_Problem description_: Update the rows below by replacing each "x-tick-label" with "x-axis-tick-label", leaving everything else unchanged.
-----
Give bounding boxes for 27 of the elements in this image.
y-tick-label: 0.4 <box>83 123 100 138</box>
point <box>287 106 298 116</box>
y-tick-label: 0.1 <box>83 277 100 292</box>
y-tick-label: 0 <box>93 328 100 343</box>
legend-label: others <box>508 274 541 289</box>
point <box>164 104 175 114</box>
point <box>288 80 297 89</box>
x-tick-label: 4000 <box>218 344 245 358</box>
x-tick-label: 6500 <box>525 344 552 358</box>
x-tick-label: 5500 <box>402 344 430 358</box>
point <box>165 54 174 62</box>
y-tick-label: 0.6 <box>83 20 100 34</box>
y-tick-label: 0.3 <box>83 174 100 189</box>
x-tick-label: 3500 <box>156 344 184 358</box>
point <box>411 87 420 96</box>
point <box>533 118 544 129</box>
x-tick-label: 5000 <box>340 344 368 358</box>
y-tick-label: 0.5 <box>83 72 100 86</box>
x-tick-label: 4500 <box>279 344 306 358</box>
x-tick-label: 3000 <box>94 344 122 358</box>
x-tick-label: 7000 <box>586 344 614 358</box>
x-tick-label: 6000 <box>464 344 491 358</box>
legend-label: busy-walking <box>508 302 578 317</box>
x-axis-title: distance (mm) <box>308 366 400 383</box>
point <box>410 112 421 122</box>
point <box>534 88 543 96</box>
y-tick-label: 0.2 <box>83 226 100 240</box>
-----
_Answer to this task_:
Give bounding boxes for 27 of the elements in this image.
y-tick-label: 0.4 <box>83 123 100 138</box>
point <box>287 106 298 116</box>
y-tick-label: 0.1 <box>83 277 100 292</box>
y-tick-label: 0 <box>93 328 100 343</box>
legend-label: others <box>508 274 541 289</box>
point <box>164 104 175 114</box>
point <box>288 80 297 89</box>
x-axis-tick-label: 4000 <box>218 344 245 358</box>
x-axis-tick-label: 6500 <box>525 344 552 358</box>
x-axis-tick-label: 5500 <box>402 344 430 358</box>
point <box>165 54 174 62</box>
y-tick-label: 0.6 <box>83 20 100 34</box>
y-tick-label: 0.3 <box>83 174 100 189</box>
x-axis-tick-label: 3500 <box>156 344 184 358</box>
point <box>411 87 420 96</box>
point <box>533 118 544 129</box>
x-axis-tick-label: 5000 <box>340 344 368 358</box>
y-tick-label: 0.5 <box>83 72 100 86</box>
x-axis-tick-label: 4500 <box>279 344 306 358</box>
x-axis-tick-label: 3000 <box>94 344 122 358</box>
x-axis-tick-label: 7000 <box>586 344 614 358</box>
x-axis-tick-label: 6000 <box>464 344 491 358</box>
legend-label: busy-walking <box>508 302 578 317</box>
x-axis-title: distance (mm) <box>308 366 400 383</box>
point <box>410 112 421 122</box>
point <box>534 88 543 96</box>
y-tick-label: 0.2 <box>83 226 100 240</box>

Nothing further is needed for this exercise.